## [Material provided]
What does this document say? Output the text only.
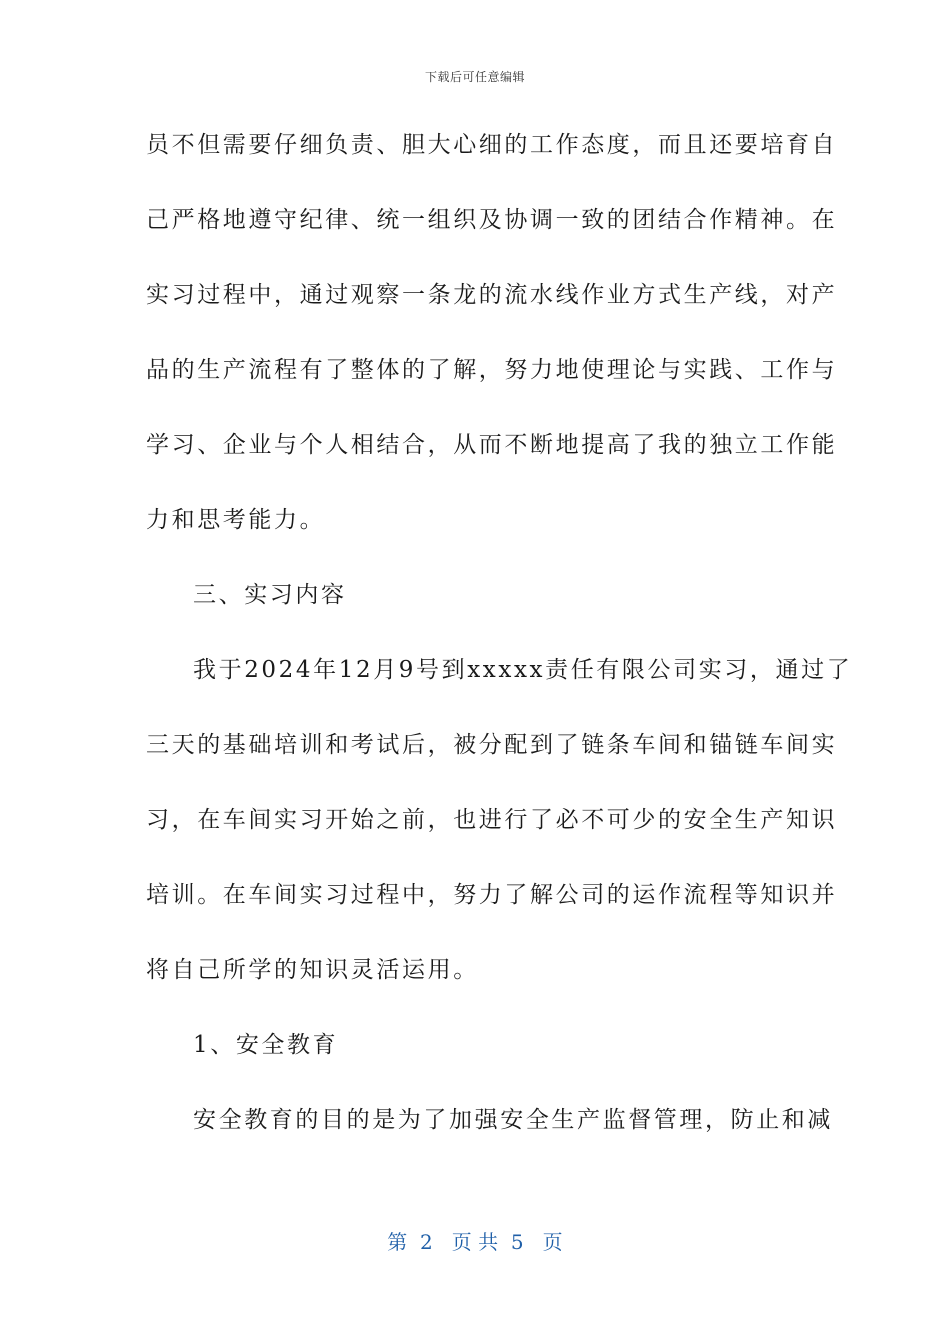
下载后可任意编辑
员不但需要仔细负责、胆大心细的工作态度，而且还要培育自
己严格地遵守纪律、统一组织及协调一致的团结合作精神。在
实习过程中，通过观察一条龙的流水线作业方式生产线，对产
品的生产流程有了整体的了解，努力地使理论与实践、工作与
学习、企业与个人相结合，从而不断地提高了我的独立工作能
力和思考能力。
三、实习内容
我于2024年12月9号到xxxxx责任有限公司实习，通过了
三天的基础培训和考试后，被分配到了链条车间和锚链车间实
习，在车间实习开始之前，也进行了必不可少的安全生产知识
培训。在车间实习过程中，努力了解公司的运作流程等知识并
将自己所学的知识灵活运用。
1、安全教育
安全教育的目的是为了加强安全生产监督管理，防止和减
第  2   页 共  5   页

## [Requirements]
All of the entries above should be copied exactly, except for the pictures.

## [Written response]
What does this document say? Output the text only.
下载后可任意编辑
员不但需要仔细负责、胆大心细的工作态度，而且还要培育自
己严格地遵守纪律、统一组织及协调一致的团结合作精神。在
实习过程中，通过观察一条龙的流水线作业方式生产线，对产
品的生产流程有了整体的了解，努力地使理论与实践、工作与
学习、企业与个人相结合，从而不断地提高了我的独立工作能
力和思考能力。
三、实习内容
我于2024年12月9号到xxxxx责任有限公司实习，通过了
三天的基础培训和考试后，被分配到了链条车间和锚链车间实
习，在车间实习开始之前，也进行了必不可少的安全生产知识
培训。在车间实习过程中，努力了解公司的运作流程等知识并
将自己所学的知识灵活运用。
1、安全教育
安全教育的目的是为了加强安全生产监督管理，防止和减
第  2   页 共  5   页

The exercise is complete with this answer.